#### [WRITTEN TASK]
Below, find each line holding "value" and state how many there are, using the number alone.
- - - - - - -
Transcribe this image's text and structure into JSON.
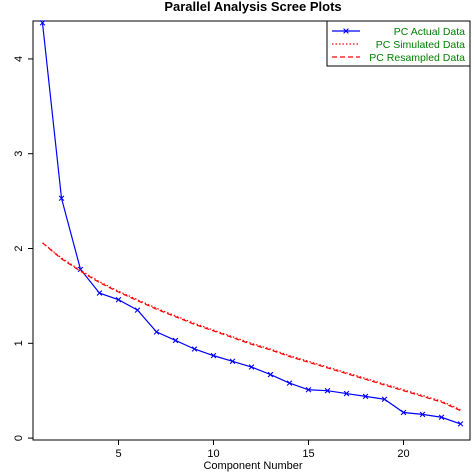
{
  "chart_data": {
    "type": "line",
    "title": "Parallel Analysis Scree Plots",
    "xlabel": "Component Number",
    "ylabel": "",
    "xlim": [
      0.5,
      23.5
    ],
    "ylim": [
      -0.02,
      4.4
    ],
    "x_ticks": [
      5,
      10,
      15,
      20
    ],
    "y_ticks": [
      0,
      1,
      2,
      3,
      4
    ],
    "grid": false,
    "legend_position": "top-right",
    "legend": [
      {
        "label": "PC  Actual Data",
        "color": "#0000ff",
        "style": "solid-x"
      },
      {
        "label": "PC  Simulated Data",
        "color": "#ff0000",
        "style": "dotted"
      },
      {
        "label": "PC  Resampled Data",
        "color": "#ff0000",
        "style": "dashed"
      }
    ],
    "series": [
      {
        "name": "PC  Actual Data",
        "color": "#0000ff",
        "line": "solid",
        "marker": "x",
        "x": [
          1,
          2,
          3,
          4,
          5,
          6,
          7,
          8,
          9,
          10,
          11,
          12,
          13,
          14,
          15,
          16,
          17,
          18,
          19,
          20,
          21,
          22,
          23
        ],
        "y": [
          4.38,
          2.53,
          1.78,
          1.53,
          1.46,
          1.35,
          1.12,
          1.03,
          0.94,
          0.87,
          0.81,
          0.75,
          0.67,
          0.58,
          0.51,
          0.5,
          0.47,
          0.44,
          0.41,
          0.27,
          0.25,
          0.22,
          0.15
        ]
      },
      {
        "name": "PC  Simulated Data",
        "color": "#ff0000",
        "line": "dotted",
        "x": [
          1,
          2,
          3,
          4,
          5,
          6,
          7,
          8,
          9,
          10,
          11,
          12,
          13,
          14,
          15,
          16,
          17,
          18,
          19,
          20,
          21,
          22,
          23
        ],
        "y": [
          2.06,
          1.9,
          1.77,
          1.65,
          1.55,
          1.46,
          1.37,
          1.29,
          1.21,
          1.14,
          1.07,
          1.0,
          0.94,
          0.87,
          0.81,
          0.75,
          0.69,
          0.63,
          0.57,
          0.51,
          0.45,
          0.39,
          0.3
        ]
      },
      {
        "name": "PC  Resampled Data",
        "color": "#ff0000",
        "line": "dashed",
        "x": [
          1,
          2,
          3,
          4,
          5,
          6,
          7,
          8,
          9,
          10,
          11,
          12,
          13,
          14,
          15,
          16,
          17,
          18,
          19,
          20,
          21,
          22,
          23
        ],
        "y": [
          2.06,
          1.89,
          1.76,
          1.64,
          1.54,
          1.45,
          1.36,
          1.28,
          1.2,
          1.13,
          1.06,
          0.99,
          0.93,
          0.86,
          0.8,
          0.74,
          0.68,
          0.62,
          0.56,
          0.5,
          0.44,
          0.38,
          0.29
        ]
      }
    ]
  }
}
- - - - - - -
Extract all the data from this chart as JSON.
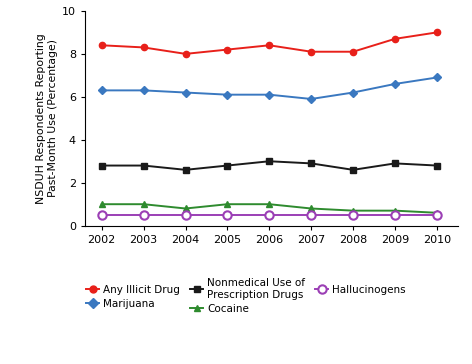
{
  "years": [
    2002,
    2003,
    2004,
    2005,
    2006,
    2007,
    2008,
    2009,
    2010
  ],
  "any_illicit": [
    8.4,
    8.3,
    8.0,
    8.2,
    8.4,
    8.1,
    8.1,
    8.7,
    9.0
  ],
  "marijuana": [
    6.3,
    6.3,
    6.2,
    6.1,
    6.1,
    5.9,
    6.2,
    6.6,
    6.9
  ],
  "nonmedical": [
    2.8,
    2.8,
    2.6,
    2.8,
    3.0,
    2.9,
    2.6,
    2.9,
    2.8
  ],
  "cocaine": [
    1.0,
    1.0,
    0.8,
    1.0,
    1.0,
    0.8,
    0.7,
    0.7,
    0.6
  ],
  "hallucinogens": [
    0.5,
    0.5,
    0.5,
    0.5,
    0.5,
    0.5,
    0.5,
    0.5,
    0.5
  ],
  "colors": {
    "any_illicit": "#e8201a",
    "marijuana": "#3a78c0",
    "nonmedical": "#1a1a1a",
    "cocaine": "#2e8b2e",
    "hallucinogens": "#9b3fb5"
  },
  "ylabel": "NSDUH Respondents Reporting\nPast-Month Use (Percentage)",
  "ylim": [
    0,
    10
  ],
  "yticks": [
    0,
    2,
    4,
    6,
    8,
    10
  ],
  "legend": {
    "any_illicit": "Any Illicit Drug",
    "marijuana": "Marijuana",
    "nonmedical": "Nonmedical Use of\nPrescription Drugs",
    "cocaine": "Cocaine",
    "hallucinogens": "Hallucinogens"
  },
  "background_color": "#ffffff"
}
- - - - - - -
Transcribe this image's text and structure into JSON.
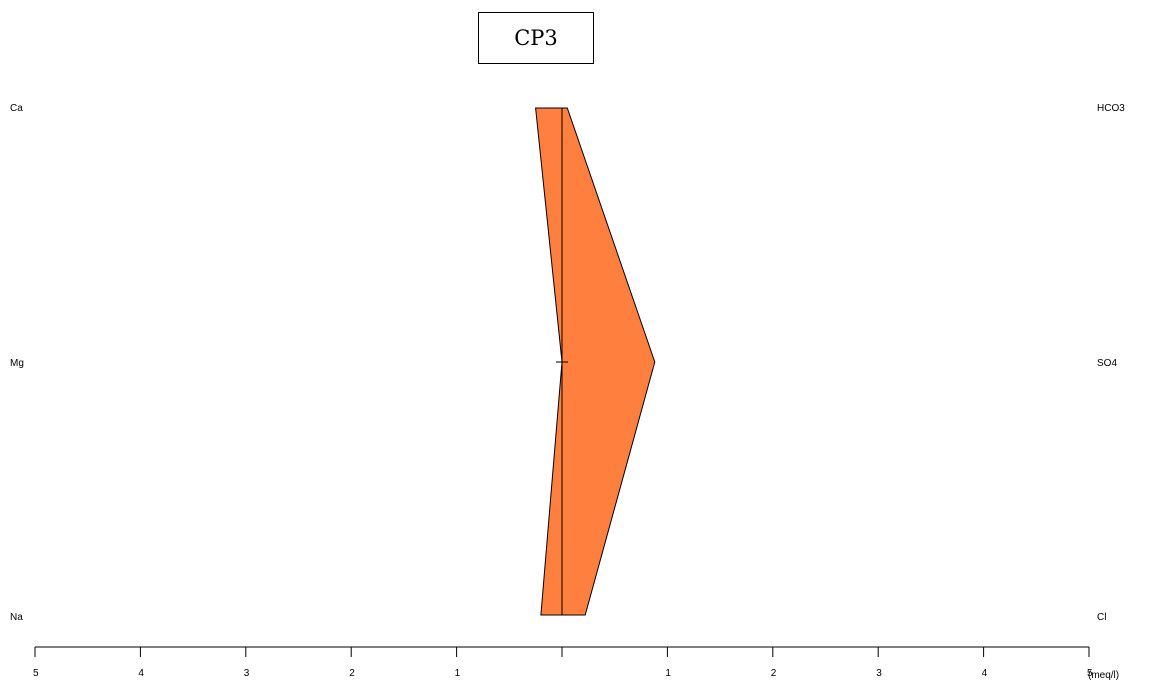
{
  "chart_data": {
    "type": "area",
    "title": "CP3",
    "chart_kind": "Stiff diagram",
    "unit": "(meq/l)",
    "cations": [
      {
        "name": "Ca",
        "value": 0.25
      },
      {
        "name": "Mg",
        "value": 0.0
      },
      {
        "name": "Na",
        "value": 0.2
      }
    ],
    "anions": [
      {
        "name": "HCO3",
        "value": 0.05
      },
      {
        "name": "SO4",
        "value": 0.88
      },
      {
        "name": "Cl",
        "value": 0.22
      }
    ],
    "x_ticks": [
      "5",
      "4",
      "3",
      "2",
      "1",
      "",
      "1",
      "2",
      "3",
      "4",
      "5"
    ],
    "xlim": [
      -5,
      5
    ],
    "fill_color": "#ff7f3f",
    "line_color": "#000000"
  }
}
- - - - - - -
#### [OUTPUT]
6